[Start of Extracted records]

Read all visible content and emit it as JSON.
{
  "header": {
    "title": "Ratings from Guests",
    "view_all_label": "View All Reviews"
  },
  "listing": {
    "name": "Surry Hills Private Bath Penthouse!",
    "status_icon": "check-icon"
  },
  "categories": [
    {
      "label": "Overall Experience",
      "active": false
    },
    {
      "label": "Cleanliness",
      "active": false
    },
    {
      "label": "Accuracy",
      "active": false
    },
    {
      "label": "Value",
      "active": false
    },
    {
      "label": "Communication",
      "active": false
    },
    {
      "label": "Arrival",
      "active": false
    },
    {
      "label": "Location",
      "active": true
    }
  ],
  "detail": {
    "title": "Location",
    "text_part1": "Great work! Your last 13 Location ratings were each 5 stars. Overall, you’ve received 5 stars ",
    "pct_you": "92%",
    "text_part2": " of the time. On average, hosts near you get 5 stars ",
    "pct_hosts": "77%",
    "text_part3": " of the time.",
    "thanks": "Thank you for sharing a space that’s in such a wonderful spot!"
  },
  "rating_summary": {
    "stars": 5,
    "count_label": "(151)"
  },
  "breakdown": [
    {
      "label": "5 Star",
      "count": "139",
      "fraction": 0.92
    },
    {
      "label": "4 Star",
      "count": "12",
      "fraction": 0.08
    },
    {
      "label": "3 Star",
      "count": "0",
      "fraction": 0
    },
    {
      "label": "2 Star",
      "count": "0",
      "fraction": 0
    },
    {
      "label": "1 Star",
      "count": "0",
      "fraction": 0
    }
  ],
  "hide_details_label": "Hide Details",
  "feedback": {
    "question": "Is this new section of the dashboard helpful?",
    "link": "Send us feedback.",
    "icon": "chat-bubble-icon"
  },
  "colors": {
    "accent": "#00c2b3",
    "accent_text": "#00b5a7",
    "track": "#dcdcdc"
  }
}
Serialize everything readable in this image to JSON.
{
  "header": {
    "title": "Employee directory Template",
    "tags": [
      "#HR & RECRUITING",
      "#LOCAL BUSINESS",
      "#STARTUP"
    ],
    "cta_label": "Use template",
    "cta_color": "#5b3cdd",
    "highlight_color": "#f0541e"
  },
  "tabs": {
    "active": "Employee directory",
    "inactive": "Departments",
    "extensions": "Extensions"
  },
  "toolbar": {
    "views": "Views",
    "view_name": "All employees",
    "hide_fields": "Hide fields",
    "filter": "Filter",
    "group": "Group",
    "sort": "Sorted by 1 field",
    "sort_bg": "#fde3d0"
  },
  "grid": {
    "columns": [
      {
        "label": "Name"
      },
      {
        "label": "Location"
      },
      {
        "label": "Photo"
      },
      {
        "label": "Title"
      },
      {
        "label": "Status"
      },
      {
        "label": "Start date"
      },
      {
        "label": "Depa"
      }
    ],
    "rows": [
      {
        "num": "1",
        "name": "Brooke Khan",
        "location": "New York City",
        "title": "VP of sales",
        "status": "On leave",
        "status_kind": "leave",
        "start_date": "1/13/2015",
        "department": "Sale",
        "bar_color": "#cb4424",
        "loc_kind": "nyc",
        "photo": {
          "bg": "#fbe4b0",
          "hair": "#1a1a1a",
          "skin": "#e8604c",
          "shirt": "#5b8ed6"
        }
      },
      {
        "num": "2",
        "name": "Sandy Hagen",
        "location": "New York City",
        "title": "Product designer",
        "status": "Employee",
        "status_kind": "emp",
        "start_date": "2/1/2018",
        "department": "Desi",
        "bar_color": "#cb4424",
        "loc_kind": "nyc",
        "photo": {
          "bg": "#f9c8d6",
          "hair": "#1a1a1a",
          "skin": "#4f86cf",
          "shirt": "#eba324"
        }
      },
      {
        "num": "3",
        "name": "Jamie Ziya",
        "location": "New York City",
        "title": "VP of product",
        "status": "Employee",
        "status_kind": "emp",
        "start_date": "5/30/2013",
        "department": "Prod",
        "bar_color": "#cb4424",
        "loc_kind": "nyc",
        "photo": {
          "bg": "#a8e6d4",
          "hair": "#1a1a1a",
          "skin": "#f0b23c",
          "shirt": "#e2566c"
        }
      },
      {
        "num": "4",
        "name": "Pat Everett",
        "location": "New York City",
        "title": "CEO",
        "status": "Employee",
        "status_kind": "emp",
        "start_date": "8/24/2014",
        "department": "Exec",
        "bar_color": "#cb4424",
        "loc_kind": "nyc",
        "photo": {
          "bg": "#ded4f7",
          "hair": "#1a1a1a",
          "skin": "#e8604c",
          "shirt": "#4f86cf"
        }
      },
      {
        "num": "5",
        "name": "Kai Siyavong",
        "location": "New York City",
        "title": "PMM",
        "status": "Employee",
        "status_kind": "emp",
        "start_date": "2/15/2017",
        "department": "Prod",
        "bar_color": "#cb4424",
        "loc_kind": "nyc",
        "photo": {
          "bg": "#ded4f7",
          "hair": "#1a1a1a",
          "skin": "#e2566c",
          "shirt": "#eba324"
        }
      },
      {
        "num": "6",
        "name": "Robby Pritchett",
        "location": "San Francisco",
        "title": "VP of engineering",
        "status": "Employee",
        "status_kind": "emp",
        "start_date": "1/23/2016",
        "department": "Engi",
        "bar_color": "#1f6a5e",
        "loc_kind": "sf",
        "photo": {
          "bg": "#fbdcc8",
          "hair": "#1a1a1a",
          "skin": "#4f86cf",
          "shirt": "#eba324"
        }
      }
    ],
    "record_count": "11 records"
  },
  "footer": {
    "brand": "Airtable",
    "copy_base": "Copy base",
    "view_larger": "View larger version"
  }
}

[End of Extracted records]
[Start of Extracted records]

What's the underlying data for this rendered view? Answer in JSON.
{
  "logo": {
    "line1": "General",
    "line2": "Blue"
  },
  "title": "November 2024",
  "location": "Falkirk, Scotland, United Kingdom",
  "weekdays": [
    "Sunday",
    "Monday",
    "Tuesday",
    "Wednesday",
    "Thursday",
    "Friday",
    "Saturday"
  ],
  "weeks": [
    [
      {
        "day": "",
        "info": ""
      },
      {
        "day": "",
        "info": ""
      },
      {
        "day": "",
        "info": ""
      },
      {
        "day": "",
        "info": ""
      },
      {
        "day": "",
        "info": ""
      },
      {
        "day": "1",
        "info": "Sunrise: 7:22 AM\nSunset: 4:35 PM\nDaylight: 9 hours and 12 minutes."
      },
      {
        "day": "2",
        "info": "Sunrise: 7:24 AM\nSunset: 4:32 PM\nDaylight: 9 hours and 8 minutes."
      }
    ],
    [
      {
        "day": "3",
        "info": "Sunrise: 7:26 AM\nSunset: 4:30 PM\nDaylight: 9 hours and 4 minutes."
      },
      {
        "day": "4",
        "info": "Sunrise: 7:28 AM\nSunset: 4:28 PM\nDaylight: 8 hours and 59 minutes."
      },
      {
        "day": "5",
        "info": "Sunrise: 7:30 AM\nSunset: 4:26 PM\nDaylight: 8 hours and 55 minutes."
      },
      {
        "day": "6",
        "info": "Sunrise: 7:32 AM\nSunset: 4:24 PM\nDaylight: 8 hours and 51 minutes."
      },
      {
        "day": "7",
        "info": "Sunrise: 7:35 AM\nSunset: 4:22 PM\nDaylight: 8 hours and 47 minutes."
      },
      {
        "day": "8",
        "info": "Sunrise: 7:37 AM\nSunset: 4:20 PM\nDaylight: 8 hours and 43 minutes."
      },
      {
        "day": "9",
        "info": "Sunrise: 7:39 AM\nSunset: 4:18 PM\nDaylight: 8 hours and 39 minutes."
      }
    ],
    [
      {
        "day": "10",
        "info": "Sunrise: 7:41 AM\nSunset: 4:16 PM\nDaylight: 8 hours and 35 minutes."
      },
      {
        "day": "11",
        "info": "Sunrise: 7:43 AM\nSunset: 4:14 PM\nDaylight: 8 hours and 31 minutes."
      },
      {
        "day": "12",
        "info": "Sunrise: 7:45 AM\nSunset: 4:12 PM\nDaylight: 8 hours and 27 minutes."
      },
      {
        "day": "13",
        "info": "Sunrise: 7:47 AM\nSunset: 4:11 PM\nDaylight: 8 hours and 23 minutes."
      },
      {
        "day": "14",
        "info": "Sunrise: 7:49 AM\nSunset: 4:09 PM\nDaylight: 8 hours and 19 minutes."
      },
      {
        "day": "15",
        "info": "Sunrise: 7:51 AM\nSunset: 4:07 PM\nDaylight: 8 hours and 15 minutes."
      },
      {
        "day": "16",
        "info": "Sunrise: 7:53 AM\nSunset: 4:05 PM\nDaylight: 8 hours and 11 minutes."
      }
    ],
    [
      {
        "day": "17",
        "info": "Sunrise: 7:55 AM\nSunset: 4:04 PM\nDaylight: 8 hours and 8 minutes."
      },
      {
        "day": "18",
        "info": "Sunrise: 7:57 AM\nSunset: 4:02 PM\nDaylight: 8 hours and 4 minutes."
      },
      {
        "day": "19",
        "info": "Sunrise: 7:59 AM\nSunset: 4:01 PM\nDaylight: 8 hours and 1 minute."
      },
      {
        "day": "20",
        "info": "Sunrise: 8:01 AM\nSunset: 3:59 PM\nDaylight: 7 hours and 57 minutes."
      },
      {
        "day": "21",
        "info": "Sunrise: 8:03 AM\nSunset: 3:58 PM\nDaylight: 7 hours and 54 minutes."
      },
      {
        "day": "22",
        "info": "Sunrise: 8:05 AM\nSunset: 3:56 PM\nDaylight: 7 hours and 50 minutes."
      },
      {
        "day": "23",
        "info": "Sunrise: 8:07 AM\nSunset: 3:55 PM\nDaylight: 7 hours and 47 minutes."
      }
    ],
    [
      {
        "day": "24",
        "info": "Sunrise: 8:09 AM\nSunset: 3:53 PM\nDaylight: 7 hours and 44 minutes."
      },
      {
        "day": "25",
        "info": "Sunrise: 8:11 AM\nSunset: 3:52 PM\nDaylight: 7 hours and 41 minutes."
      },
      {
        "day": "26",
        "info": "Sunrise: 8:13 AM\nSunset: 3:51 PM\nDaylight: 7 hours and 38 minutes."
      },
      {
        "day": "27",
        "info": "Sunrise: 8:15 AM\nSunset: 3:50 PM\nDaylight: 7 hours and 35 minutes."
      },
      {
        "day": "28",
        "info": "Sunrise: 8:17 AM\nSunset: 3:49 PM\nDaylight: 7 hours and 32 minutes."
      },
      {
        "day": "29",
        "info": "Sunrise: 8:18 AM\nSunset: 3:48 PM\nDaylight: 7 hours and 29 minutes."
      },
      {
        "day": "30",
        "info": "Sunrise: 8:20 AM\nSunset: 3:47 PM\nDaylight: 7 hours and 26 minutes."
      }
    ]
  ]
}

[End of Extracted records]

Task prompt: In the entries above, find every line with the word "directory" and list it.

Correct result:
    "title": "Employee directory Template",
    "active": "Employee directory",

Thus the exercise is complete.